Exercise directions:
Pictures aside, repeat every entry exactly.

[Records from a collection]
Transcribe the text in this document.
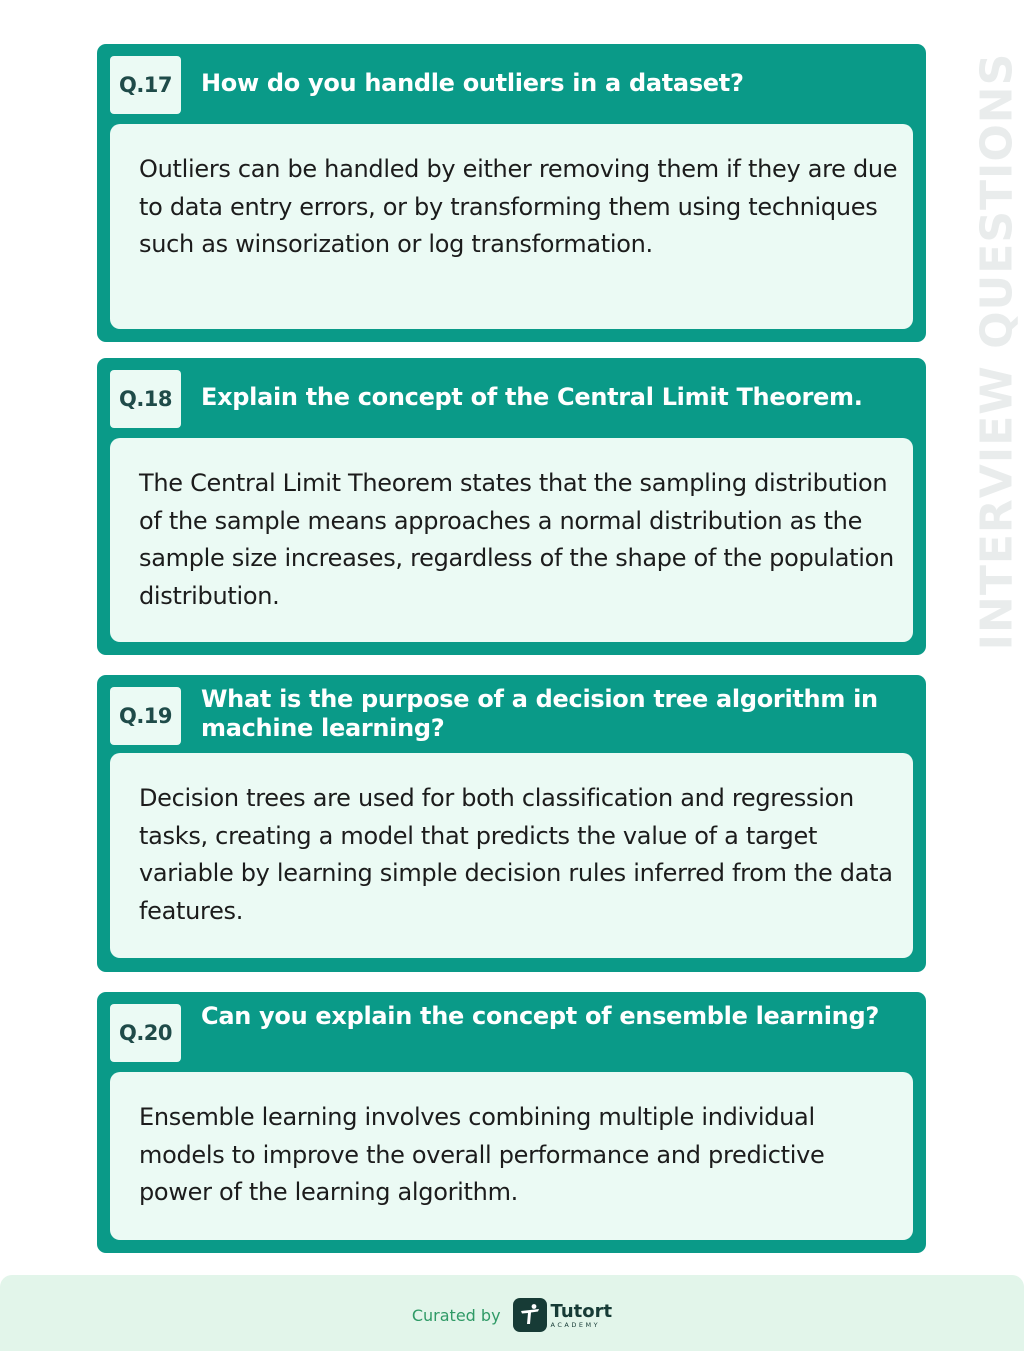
INTERVIEW QUESTIONS
Q.17	How do you handle outliers in a dataset?
Outliers can be handled by either removing them if they are due to data entry errors, or by transforming them using techniques such as winsorization or log transformation.
Q.18	Explain the concept of the Central Limit Theorem.
The Central Limit Theorem states that the sampling distribution of the sample means approaches a normal distribution as the sample size increases, regardless of the shape of the population distribution.
Q.19
What is the purpose of a decision tree algorithm in machine learning?
Decision trees are used for both classification and regression tasks, creating a model that predicts the value of a target variable by learning simple decision rules inferred from the data features.
Q.20
Can you explain the concept of ensemble learning?
Ensemble learning involves combining multiple individual models to improve the overall performance and predictive power of the learning algorithm.
Curated by	Tutort
ACADEMY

Result:
Transcribe the text in this document.
INTERVIEW QUESTIONS
Q.17	How do you handle outliers in a dataset?
Outliers can be handled by either removing them if they are due to data entry errors, or by transforming them using techniques such as winsorization or log transformation.
Q.18	Explain the concept of the Central Limit Theorem.
The Central Limit Theorem states that the sampling distribution of the sample means approaches a normal distribution as the sample size increases, regardless of the shape of the population distribution.
Q.19
What is the purpose of a decision tree algorithm in machine learning?
Decision trees are used for both classification and regression tasks, creating a model that predicts the value of a target variable by learning simple decision rules inferred from the data features.
Q.20
Can you explain the concept of ensemble learning?
Ensemble learning involves combining multiple individual models to improve the overall performance and predictive power of the learning algorithm.
Curated by	Tutort
ACADEMY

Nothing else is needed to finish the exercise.